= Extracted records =
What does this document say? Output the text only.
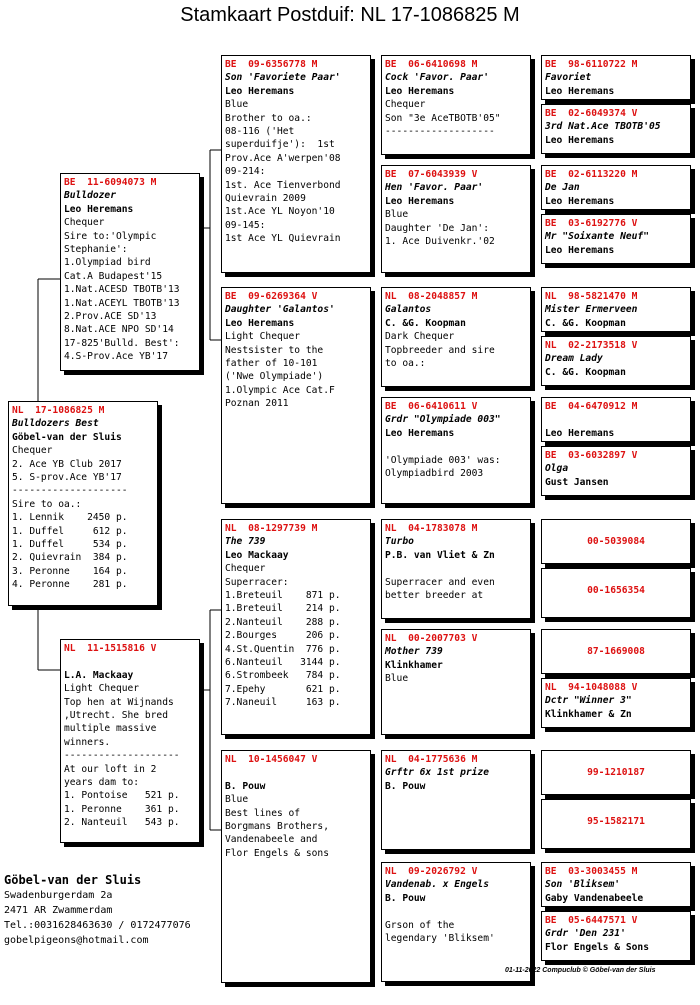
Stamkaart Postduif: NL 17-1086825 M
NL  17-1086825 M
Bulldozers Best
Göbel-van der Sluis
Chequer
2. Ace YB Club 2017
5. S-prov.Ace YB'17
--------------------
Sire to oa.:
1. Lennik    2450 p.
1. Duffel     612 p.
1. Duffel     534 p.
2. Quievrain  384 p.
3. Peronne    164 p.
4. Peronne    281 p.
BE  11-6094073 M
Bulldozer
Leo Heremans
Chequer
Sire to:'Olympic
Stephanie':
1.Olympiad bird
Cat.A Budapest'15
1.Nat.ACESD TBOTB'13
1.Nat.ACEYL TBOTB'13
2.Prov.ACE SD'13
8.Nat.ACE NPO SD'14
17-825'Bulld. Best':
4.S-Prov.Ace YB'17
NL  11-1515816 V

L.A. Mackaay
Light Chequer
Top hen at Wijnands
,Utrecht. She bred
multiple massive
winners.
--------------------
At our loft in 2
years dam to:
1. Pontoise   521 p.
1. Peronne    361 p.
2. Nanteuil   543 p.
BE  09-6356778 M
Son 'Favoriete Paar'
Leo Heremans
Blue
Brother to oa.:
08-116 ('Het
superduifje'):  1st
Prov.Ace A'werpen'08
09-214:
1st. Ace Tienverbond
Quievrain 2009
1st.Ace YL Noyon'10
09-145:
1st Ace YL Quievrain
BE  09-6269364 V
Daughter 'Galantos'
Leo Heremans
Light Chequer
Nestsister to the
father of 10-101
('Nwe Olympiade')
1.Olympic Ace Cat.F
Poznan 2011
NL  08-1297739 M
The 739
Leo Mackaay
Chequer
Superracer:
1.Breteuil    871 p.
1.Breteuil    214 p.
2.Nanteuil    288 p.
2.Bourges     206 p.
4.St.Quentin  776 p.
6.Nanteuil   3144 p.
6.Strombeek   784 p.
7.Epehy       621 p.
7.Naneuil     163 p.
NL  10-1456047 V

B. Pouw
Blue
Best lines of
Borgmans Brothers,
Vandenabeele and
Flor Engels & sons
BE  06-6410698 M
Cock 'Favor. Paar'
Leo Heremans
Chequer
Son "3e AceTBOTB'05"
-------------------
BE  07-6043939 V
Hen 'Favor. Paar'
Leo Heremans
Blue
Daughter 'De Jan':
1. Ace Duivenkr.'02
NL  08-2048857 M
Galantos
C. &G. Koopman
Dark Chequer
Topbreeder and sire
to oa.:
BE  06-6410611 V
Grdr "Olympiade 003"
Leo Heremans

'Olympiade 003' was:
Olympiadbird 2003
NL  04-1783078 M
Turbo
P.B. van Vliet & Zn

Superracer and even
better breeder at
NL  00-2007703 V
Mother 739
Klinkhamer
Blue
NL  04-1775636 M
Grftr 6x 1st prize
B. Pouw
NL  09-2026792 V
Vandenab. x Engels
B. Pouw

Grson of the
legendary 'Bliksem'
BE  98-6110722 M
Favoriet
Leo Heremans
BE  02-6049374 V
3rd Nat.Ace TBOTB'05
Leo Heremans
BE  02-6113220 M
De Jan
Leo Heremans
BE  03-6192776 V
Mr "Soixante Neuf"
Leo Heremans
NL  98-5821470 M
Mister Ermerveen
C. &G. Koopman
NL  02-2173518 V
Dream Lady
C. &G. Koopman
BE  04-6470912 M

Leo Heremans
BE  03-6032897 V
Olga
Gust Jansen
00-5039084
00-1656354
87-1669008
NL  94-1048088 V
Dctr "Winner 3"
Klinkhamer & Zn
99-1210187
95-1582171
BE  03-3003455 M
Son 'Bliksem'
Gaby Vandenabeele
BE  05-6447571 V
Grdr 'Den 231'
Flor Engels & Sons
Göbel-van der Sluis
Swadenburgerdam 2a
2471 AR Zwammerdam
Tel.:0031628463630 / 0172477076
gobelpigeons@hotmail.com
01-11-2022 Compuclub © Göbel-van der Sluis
* * *
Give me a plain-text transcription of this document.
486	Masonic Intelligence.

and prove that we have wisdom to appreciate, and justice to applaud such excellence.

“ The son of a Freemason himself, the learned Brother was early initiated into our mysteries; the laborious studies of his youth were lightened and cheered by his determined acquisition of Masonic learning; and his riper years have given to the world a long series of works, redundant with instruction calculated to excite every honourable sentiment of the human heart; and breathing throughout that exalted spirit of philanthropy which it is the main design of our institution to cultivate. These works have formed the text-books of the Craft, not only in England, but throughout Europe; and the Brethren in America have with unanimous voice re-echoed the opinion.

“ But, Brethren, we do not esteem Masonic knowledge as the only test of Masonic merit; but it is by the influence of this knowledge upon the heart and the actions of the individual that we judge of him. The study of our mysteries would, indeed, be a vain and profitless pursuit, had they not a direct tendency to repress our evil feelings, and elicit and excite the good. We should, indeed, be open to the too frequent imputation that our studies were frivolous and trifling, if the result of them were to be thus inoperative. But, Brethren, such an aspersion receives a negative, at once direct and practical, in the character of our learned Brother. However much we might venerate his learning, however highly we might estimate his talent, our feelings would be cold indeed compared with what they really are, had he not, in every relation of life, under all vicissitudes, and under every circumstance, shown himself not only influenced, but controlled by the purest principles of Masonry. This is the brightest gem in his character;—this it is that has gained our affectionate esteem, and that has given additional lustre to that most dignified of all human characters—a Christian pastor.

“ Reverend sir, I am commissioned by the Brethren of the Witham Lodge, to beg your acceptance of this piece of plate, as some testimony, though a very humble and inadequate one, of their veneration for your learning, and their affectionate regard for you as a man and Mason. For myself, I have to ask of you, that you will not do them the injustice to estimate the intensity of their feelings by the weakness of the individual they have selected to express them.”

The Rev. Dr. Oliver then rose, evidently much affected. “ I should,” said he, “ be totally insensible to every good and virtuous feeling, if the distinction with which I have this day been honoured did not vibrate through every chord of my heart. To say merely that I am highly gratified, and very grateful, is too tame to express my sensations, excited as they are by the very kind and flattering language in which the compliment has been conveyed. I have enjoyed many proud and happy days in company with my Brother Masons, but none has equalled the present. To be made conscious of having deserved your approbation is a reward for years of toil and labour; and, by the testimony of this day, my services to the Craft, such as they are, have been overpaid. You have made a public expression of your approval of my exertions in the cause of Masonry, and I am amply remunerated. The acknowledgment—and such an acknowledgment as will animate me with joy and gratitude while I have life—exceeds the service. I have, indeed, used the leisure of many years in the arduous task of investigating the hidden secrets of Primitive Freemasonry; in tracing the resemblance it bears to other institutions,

= Exercise description =
Look for the word "Quievrain" and return every line where it occurs.

= Solution to this task =
2. Quievrain  384 p.
Quievrain 2009
1st Ace YL Quievrain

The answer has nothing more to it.